§ **STATED GOAL**:
Print every entry word for word, but omit the pictures.

── RECORDS SHOWN

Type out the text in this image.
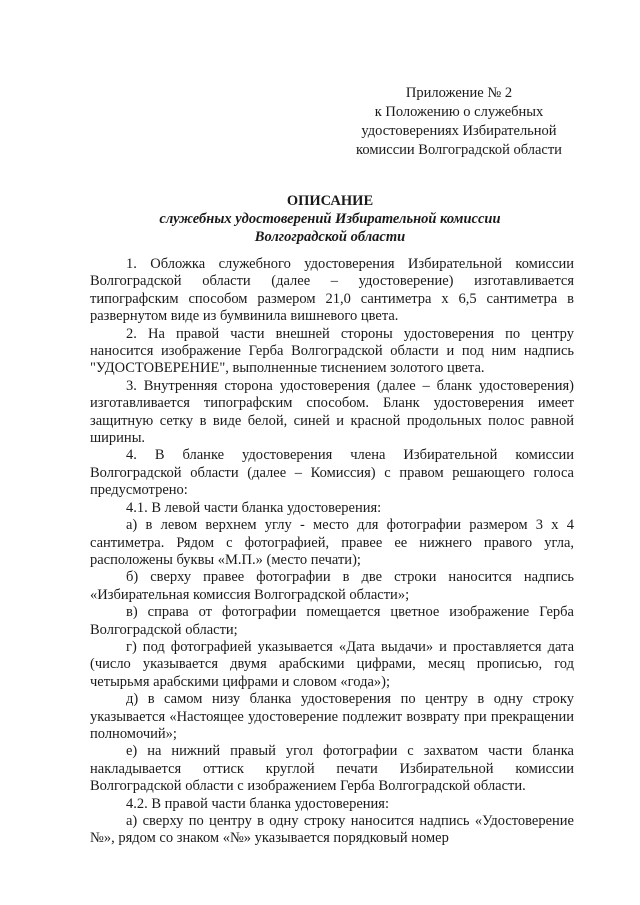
Приложение № 2
к Положению о служебных
удостоверениях Избирательной
комиссии Волгоградской области
ОПИСАНИЕ
служебных удостоверений Избирательной комиссии
Волгоградской области

1. Обложка служебного удостоверения Избирательной комиссии Волгоградской области (далее – удостоверение) изготавливается типографским способом размером 21,0 сантиметра х 6,5 сантиметра в развернутом виде из бумвинила вишневого цвета.

2. На правой части внешней стороны удостоверения по центру наносится изображение Герба Волгоградской области и под ним надпись "УДОСТОВЕРЕНИЕ", выполненные тиснением золотого цвета.

3. Внутренняя сторона удостоверения (далее – бланк удостоверения) изготавливается типографским способом. Бланк удостоверения имеет защитную сетку в виде белой, синей и красной продольных полос равной ширины.

4. В бланке удостоверения члена Избирательной комиссии Волгоградской области (далее – Комиссия) с правом решающего голоса предусмотрено:

4.1. В левой части бланка удостоверения:

а) в левом верхнем углу - место для фотографии размером 3 х 4 сантиметра. Рядом с фотографией, правее ее нижнего правого угла, расположены буквы «М.П.» (место печати);

б) сверху правее фотографии в две строки наносится надпись «Избирательная комиссия Волгоградской области»;

в) справа от фотографии помещается цветное изображение Герба Волгоградской области;

г) под фотографией указывается «Дата выдачи» и проставляется дата (число указывается двумя арабскими цифрами, месяц прописью, год четырьмя арабскими цифрами и словом «года»);

д) в самом низу бланка удостоверения по центру в одну строку указывается «Настоящее удостоверение подлежит возврату при прекращении полномочий»;

е) на нижний правый угол фотографии с захватом части бланка накладывается оттиск круглой печати Избирательной комиссии Волгоградской области с изображением Герба Волгоградской области.

4.2. В правой части бланка удостоверения:

а) сверху по центру в одну строку наносится надпись «Удостоверение №», рядом со знаком «№» указывается порядковый номер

────

§ **CORRECT ANSWER**:
Type out the text in this image.
Приложение № 2
к Положению о служебных
удостоверениях Избирательной
комиссии Волгоградской области
ОПИСАНИЕ
служебных удостоверений Избирательной комиссии
Волгоградской области

1. Обложка служебного удостоверения Избирательной комиссии Волгоградской области (далее – удостоверение) изготавливается типографским способом размером 21,0 сантиметра х 6,5 сантиметра в развернутом виде из бумвинила вишневого цвета.

2. На правой части внешней стороны удостоверения по центру наносится изображение Герба Волгоградской области и под ним надпись "УДОСТОВЕРЕНИЕ", выполненные тиснением золотого цвета.

3. Внутренняя сторона удостоверения (далее – бланк удостоверения) изготавливается типографским способом. Бланк удостоверения имеет защитную сетку в виде белой, синей и красной продольных полос равной ширины.

4. В бланке удостоверения члена Избирательной комиссии Волгоградской области (далее – Комиссия) с правом решающего голоса предусмотрено:

4.1. В левой части бланка удостоверения:

а) в левом верхнем углу - место для фотографии размером 3 х 4 сантиметра. Рядом с фотографией, правее ее нижнего правого угла, расположены буквы «М.П.» (место печати);

б) сверху правее фотографии в две строки наносится надпись «Избирательная комиссия Волгоградской области»;

в) справа от фотографии помещается цветное изображение Герба Волгоградской области;

г) под фотографией указывается «Дата выдачи» и проставляется дата (число указывается двумя арабскими цифрами, месяц прописью, год четырьмя арабскими цифрами и словом «года»);

д) в самом низу бланка удостоверения по центру в одну строку указывается «Настоящее удостоверение подлежит возврату при прекращении полномочий»;

е) на нижний правый угол фотографии с захватом части бланка накладывается оттиск круглой печати Избирательной комиссии Волгоградской области с изображением Герба Волгоградской области.

4.2. В правой части бланка удостоверения:

а) сверху по центру в одну строку наносится надпись «Удостоверение №», рядом со знаком «№» указывается порядковый номер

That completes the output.